_Exercise brief_:
Below is a listing to transcribe in full and exactly; keep the pictures out.

_Data lines_:
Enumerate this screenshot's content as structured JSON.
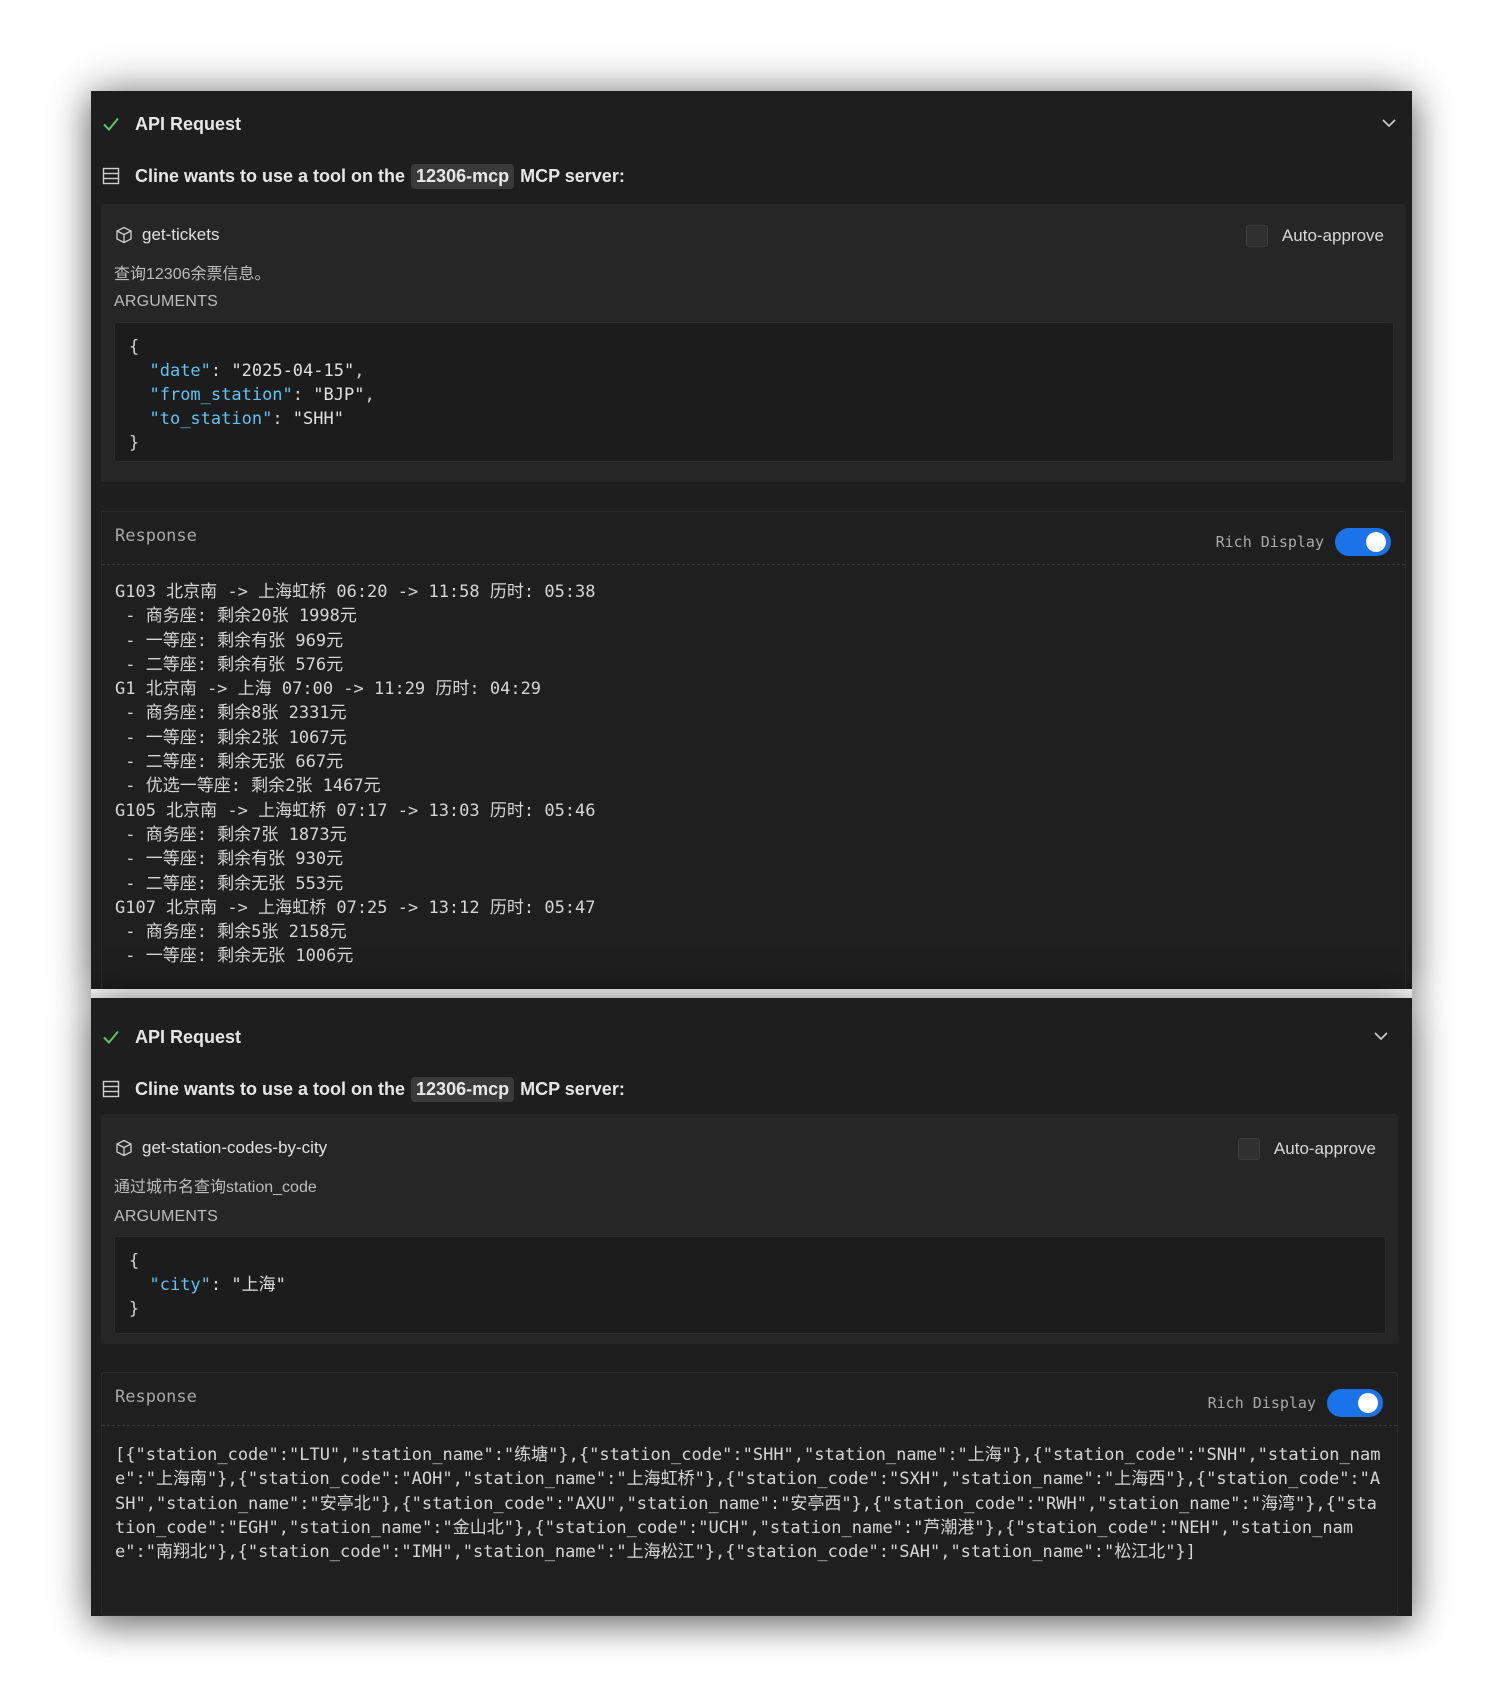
{
  "panel1": {
    "header": {
      "title": "API Request"
    },
    "server": {
      "prefix": "Cline wants to use a tool on the",
      "name": "12306-mcp",
      "suffix": "MCP server:"
    },
    "tool": {
      "name": "get-tickets",
      "description": "查询12306余票信息。",
      "args_label": "ARGUMENTS",
      "auto_approve": "Auto-approve",
      "args": {
        "open": "{",
        "close": "}",
        "date_key": "\"date\"",
        "date_val": "\"2025-04-15\"",
        "from_key": "\"from_station\"",
        "from_val": "\"BJP\"",
        "to_key": "\"to_station\"",
        "to_val": "\"SHH\""
      }
    },
    "response": {
      "title": "Response",
      "rich_label": "Rich Display",
      "rich_enabled": true,
      "lines": [
        "G103 北京南 -> 上海虹桥 06:20 -> 11:58 历时: 05:38",
        " - 商务座: 剩余20张 1998元",
        " - 一等座: 剩余有张 969元",
        " - 二等座: 剩余有张 576元",
        "G1 北京南 -> 上海 07:00 -> 11:29 历时: 04:29",
        " - 商务座: 剩余8张 2331元",
        " - 一等座: 剩余2张 1067元",
        " - 二等座: 剩余无张 667元",
        " - 优选一等座: 剩余2张 1467元",
        "G105 北京南 -> 上海虹桥 07:17 -> 13:03 历时: 05:46",
        " - 商务座: 剩余7张 1873元",
        " - 一等座: 剩余有张 930元",
        " - 二等座: 剩余无张 553元",
        "G107 北京南 -> 上海虹桥 07:25 -> 13:12 历时: 05:47",
        " - 商务座: 剩余5张 2158元",
        " - 一等座: 剩余无张 1006元"
      ]
    }
  },
  "panel2": {
    "header": {
      "title": "API Request"
    },
    "server": {
      "prefix": "Cline wants to use a tool on the",
      "name": "12306-mcp",
      "suffix": "MCP server:"
    },
    "tool": {
      "name": "get-station-codes-by-city",
      "description": "通过城市名查询station_code",
      "args_label": "ARGUMENTS",
      "auto_approve": "Auto-approve",
      "args": {
        "open": "{",
        "close": "}",
        "city_key": "\"city\"",
        "city_val": "\"上海\""
      }
    },
    "response": {
      "title": "Response",
      "rich_label": "Rich Display",
      "rich_enabled": true,
      "body": "[{\"station_code\":\"LTU\",\"station_name\":\"练塘\"},{\"station_code\":\"SHH\",\"station_name\":\"上海\"},{\"station_code\":\"SNH\",\"station_name\":\"上海南\"},{\"station_code\":\"AOH\",\"station_name\":\"上海虹桥\"},{\"station_code\":\"SXH\",\"station_name\":\"上海西\"},{\"station_code\":\"ASH\",\"station_name\":\"安亭北\"},{\"station_code\":\"AXU\",\"station_name\":\"安亭西\"},{\"station_code\":\"RWH\",\"station_name\":\"海湾\"},{\"station_code\":\"EGH\",\"station_name\":\"金山北\"},{\"station_code\":\"UCH\",\"station_name\":\"芦潮港\"},{\"station_code\":\"NEH\",\"station_name\":\"南翔北\"},{\"station_code\":\"IMH\",\"station_name\":\"上海松江\"},{\"station_code\":\"SAH\",\"station_name\":\"松江北\"}]"
    }
  }
}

_Final answer_:
Enumerate this screenshot's content as structured JSON.
{
  "panel1": {
    "header": {
      "title": "API Request"
    },
    "server": {
      "prefix": "Cline wants to use a tool on the",
      "name": "12306-mcp",
      "suffix": "MCP server:"
    },
    "tool": {
      "name": "get-tickets",
      "description": "查询12306余票信息。",
      "args_label": "ARGUMENTS",
      "auto_approve": "Auto-approve",
      "args": {
        "open": "{",
        "close": "}",
        "date_key": "\"date\"",
        "date_val": "\"2025-04-15\"",
        "from_key": "\"from_station\"",
        "from_val": "\"BJP\"",
        "to_key": "\"to_station\"",
        "to_val": "\"SHH\""
      }
    },
    "response": {
      "title": "Response",
      "rich_label": "Rich Display",
      "rich_enabled": true,
      "lines": [
        "G103 北京南 -> 上海虹桥 06:20 -> 11:58 历时: 05:38",
        " - 商务座: 剩余20张 1998元",
        " - 一等座: 剩余有张 969元",
        " - 二等座: 剩余有张 576元",
        "G1 北京南 -> 上海 07:00 -> 11:29 历时: 04:29",
        " - 商务座: 剩余8张 2331元",
        " - 一等座: 剩余2张 1067元",
        " - 二等座: 剩余无张 667元",
        " - 优选一等座: 剩余2张 1467元",
        "G105 北京南 -> 上海虹桥 07:17 -> 13:03 历时: 05:46",
        " - 商务座: 剩余7张 1873元",
        " - 一等座: 剩余有张 930元",
        " - 二等座: 剩余无张 553元",
        "G107 北京南 -> 上海虹桥 07:25 -> 13:12 历时: 05:47",
        " - 商务座: 剩余5张 2158元",
        " - 一等座: 剩余无张 1006元"
      ]
    }
  },
  "panel2": {
    "header": {
      "title": "API Request"
    },
    "server": {
      "prefix": "Cline wants to use a tool on the",
      "name": "12306-mcp",
      "suffix": "MCP server:"
    },
    "tool": {
      "name": "get-station-codes-by-city",
      "description": "通过城市名查询station_code",
      "args_label": "ARGUMENTS",
      "auto_approve": "Auto-approve",
      "args": {
        "open": "{",
        "close": "}",
        "city_key": "\"city\"",
        "city_val": "\"上海\""
      }
    },
    "response": {
      "title": "Response",
      "rich_label": "Rich Display",
      "rich_enabled": true,
      "body": "[{\"station_code\":\"LTU\",\"station_name\":\"练塘\"},{\"station_code\":\"SHH\",\"station_name\":\"上海\"},{\"station_code\":\"SNH\",\"station_name\":\"上海南\"},{\"station_code\":\"AOH\",\"station_name\":\"上海虹桥\"},{\"station_code\":\"SXH\",\"station_name\":\"上海西\"},{\"station_code\":\"ASH\",\"station_name\":\"安亭北\"},{\"station_code\":\"AXU\",\"station_name\":\"安亭西\"},{\"station_code\":\"RWH\",\"station_name\":\"海湾\"},{\"station_code\":\"EGH\",\"station_name\":\"金山北\"},{\"station_code\":\"UCH\",\"station_name\":\"芦潮港\"},{\"station_code\":\"NEH\",\"station_name\":\"南翔北\"},{\"station_code\":\"IMH\",\"station_name\":\"上海松江\"},{\"station_code\":\"SAH\",\"station_name\":\"松江北\"}]"
    }
  }
}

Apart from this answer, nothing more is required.